■ Direction
Render the material again word for word, skipping the pictures in it.

■ Stored rows
● ● ● ● ●

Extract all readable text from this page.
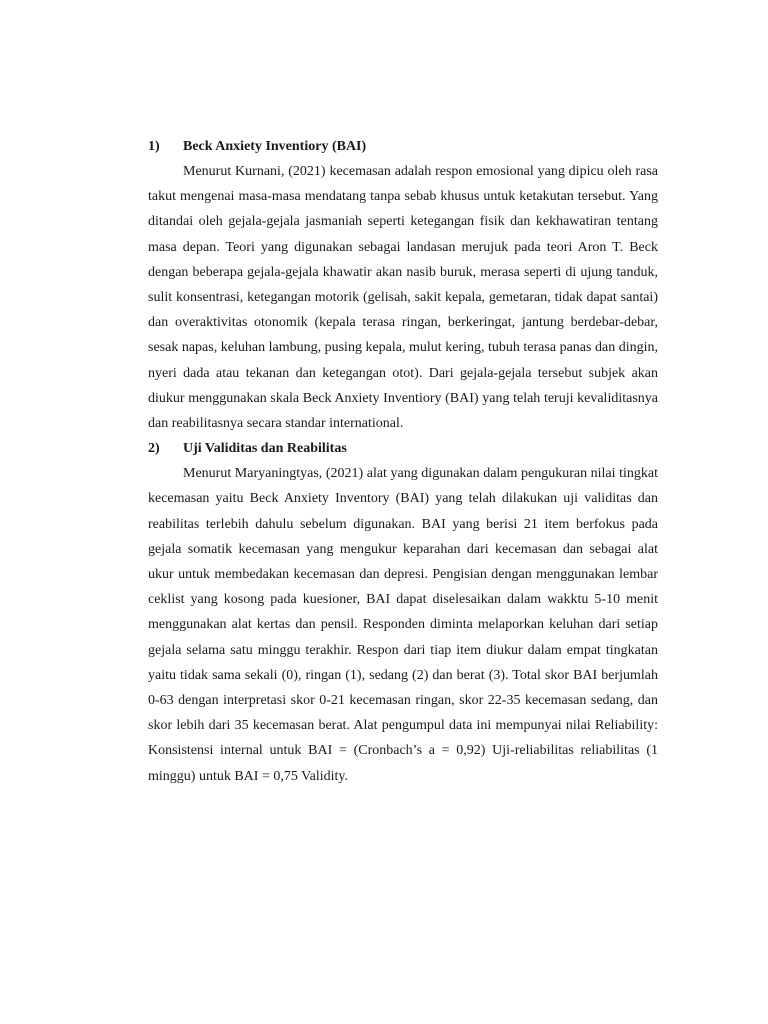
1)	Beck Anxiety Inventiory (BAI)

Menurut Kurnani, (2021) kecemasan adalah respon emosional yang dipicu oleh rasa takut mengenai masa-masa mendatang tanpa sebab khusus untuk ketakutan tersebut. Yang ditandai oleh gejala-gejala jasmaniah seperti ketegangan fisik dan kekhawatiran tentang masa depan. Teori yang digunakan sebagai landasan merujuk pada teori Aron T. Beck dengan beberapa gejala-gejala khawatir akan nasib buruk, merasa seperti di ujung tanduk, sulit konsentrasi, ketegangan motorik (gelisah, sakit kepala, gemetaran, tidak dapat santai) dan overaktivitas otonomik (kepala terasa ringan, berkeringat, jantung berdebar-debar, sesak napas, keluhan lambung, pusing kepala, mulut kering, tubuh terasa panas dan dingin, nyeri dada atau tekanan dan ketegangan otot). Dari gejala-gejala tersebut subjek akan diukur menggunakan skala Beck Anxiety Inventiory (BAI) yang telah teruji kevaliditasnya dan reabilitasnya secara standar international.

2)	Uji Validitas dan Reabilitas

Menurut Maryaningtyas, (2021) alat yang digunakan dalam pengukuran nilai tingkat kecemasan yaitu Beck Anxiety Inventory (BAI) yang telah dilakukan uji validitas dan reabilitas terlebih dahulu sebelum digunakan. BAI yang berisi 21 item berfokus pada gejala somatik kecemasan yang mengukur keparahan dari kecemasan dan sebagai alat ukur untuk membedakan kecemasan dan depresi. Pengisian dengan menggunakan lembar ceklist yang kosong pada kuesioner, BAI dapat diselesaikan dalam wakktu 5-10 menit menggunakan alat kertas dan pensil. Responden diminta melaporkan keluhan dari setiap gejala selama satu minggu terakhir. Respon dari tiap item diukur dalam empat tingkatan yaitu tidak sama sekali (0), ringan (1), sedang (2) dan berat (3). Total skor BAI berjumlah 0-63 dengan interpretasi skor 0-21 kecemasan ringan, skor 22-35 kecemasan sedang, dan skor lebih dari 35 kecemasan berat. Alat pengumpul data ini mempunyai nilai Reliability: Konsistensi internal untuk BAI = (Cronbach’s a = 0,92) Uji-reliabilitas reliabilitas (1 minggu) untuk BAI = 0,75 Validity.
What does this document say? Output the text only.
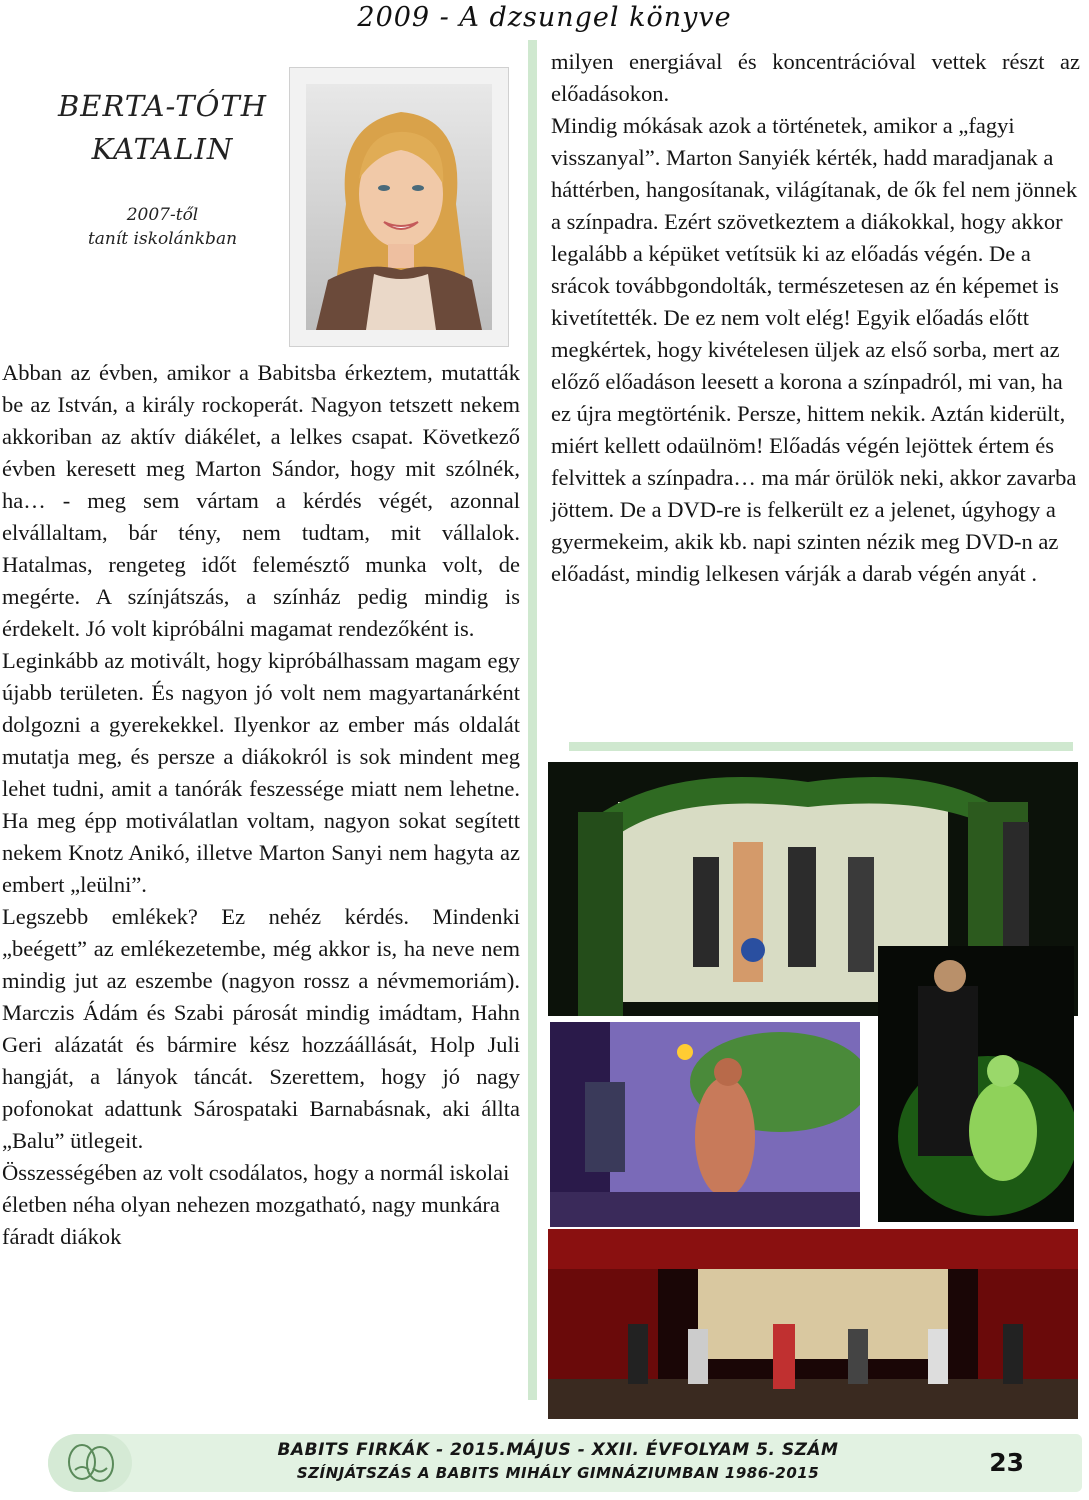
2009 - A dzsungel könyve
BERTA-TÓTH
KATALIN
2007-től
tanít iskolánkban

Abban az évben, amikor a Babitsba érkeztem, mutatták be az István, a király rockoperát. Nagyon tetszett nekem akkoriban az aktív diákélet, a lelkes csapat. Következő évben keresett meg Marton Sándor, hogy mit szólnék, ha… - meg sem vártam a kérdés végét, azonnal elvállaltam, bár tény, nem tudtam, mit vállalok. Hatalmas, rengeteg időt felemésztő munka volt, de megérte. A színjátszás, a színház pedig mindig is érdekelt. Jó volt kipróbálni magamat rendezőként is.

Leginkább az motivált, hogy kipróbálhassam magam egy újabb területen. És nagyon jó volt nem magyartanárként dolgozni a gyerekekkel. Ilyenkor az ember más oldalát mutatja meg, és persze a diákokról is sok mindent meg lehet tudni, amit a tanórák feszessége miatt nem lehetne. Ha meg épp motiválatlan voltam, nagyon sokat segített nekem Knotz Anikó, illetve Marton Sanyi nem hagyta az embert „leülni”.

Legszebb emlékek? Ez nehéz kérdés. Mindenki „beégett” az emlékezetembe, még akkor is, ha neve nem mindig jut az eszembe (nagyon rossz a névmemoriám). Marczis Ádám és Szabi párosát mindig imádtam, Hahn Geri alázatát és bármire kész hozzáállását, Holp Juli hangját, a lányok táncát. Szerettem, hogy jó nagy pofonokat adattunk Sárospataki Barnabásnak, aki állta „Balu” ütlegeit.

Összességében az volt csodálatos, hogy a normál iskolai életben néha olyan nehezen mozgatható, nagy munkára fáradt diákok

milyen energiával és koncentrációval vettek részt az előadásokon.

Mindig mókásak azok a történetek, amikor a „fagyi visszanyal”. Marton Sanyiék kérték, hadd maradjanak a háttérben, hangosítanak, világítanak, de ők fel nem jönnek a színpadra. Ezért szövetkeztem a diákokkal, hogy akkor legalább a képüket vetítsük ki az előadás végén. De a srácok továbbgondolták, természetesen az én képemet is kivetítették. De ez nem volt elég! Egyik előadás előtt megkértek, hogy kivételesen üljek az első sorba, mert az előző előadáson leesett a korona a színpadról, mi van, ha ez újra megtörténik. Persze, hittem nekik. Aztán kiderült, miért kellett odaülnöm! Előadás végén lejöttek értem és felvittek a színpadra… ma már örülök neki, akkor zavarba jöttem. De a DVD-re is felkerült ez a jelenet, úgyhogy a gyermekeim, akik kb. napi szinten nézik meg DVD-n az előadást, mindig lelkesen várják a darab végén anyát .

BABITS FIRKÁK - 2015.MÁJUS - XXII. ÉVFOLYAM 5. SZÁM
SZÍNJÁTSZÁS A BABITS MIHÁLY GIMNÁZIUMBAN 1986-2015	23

● ● ● ● ●

■ Solution
Extract all readable text from this page.
1)	Beck Anxiety Inventiory (BAI)

Menurut Kurnani, (2021) kecemasan adalah respon emosional yang dipicu oleh rasa takut mengenai masa-masa mendatang tanpa sebab khusus untuk ketakutan tersebut. Yang ditandai oleh gejala-gejala jasmaniah seperti ketegangan fisik dan kekhawatiran tentang masa depan. Teori yang digunakan sebagai landasan merujuk pada teori Aron T. Beck dengan beberapa gejala-gejala khawatir akan nasib buruk, merasa seperti di ujung tanduk, sulit konsentrasi, ketegangan motorik (gelisah, sakit kepala, gemetaran, tidak dapat santai) dan overaktivitas otonomik (kepala terasa ringan, berkeringat, jantung berdebar-debar, sesak napas, keluhan lambung, pusing kepala, mulut kering, tubuh terasa panas dan dingin, nyeri dada atau tekanan dan ketegangan otot). Dari gejala-gejala tersebut subjek akan diukur menggunakan skala Beck Anxiety Inventiory (BAI) yang telah teruji kevaliditasnya dan reabilitasnya secara standar international.

2)	Uji Validitas dan Reabilitas

Menurut Maryaningtyas, (2021) alat yang digunakan dalam pengukuran nilai tingkat kecemasan yaitu Beck Anxiety Inventory (BAI) yang telah dilakukan uji validitas dan reabilitas terlebih dahulu sebelum digunakan. BAI yang berisi 21 item berfokus pada gejala somatik kecemasan yang mengukur keparahan dari kecemasan dan sebagai alat ukur untuk membedakan kecemasan dan depresi. Pengisian dengan menggunakan lembar ceklist yang kosong pada kuesioner, BAI dapat diselesaikan dalam wakktu 5-10 menit menggunakan alat kertas dan pensil. Responden diminta melaporkan keluhan dari setiap gejala selama satu minggu terakhir. Respon dari tiap item diukur dalam empat tingkatan yaitu tidak sama sekali (0), ringan (1), sedang (2) dan berat (3). Total skor BAI berjumlah 0-63 dengan interpretasi skor 0-21 kecemasan ringan, skor 22-35 kecemasan sedang, dan skor lebih dari 35 kecemasan berat. Alat pengumpul data ini mempunyai nilai Reliability: Konsistensi internal untuk BAI = (Cronbach’s a = 0,92) Uji-reliabilitas reliabilitas (1 minggu) untuk BAI = 0,75 Validity.
What does this document say? Output the text only.
2009 - A dzsungel könyve
BERTA-TÓTH
KATALIN
2007-től
tanít iskolánkban

Abban az évben, amikor a Babitsba érkeztem, mutatták be az István, a király rockoperát. Nagyon tetszett nekem akkoriban az aktív diákélet, a lelkes csapat. Következő évben keresett meg Marton Sándor, hogy mit szólnék, ha… - meg sem vártam a kérdés végét, azonnal elvállaltam, bár tény, nem tudtam, mit vállalok. Hatalmas, rengeteg időt felemésztő munka volt, de megérte. A színjátszás, a színház pedig mindig is érdekelt. Jó volt kipróbálni magamat rendezőként is.

Leginkább az motivált, hogy kipróbálhassam magam egy újabb területen. És nagyon jó volt nem magyartanárként dolgozni a gyerekekkel. Ilyenkor az ember más oldalát mutatja meg, és persze a diákokról is sok mindent meg lehet tudni, amit a tanórák feszessége miatt nem lehetne. Ha meg épp motiválatlan voltam, nagyon sokat segített nekem Knotz Anikó, illetve Marton Sanyi nem hagyta az embert „leülni”.

Legszebb emlékek? Ez nehéz kérdés. Mindenki „beégett” az emlékezetembe, még akkor is, ha neve nem mindig jut az eszembe (nagyon rossz a névmemoriám). Marczis Ádám és Szabi párosát mindig imádtam, Hahn Geri alázatát és bármire kész hozzáállását, Holp Juli hangját, a lányok táncát. Szerettem, hogy jó nagy pofonokat adattunk Sárospataki Barnabásnak, aki állta „Balu” ütlegeit.

Összességében az volt csodálatos, hogy a normál iskolai életben néha olyan nehezen mozgatható, nagy munkára fáradt diákok

milyen energiával és koncentrációval vettek részt az előadásokon.

Mindig mókásak azok a történetek, amikor a „fagyi visszanyal”. Marton Sanyiék kérték, hadd maradjanak a háttérben, hangosítanak, világítanak, de ők fel nem jönnek a színpadra. Ezért szövetkeztem a diákokkal, hogy akkor legalább a képüket vetítsük ki az előadás végén. De a srácok továbbgondolták, természetesen az én képemet is kivetítették. De ez nem volt elég! Egyik előadás előtt megkértek, hogy kivételesen üljek az első sorba, mert az előző előadáson leesett a korona a színpadról, mi van, ha ez újra megtörténik. Persze, hittem nekik. Aztán kiderült, miért kellett odaülnöm! Előadás végén lejöttek értem és felvittek a színpadra… ma már örülök neki, akkor zavarba jöttem. De a DVD-re is felkerült ez a jelenet, úgyhogy a gyermekeim, akik kb. napi szinten nézik meg DVD-n az előadást, mindig lelkesen várják a darab végén anyát .

BABITS FIRKÁK - 2015.MÁJUS - XXII. ÉVFOLYAM 5. SZÁM
SZÍNJÁTSZÁS A BABITS MIHÁLY GIMNÁZIUMBAN 1986-2015	23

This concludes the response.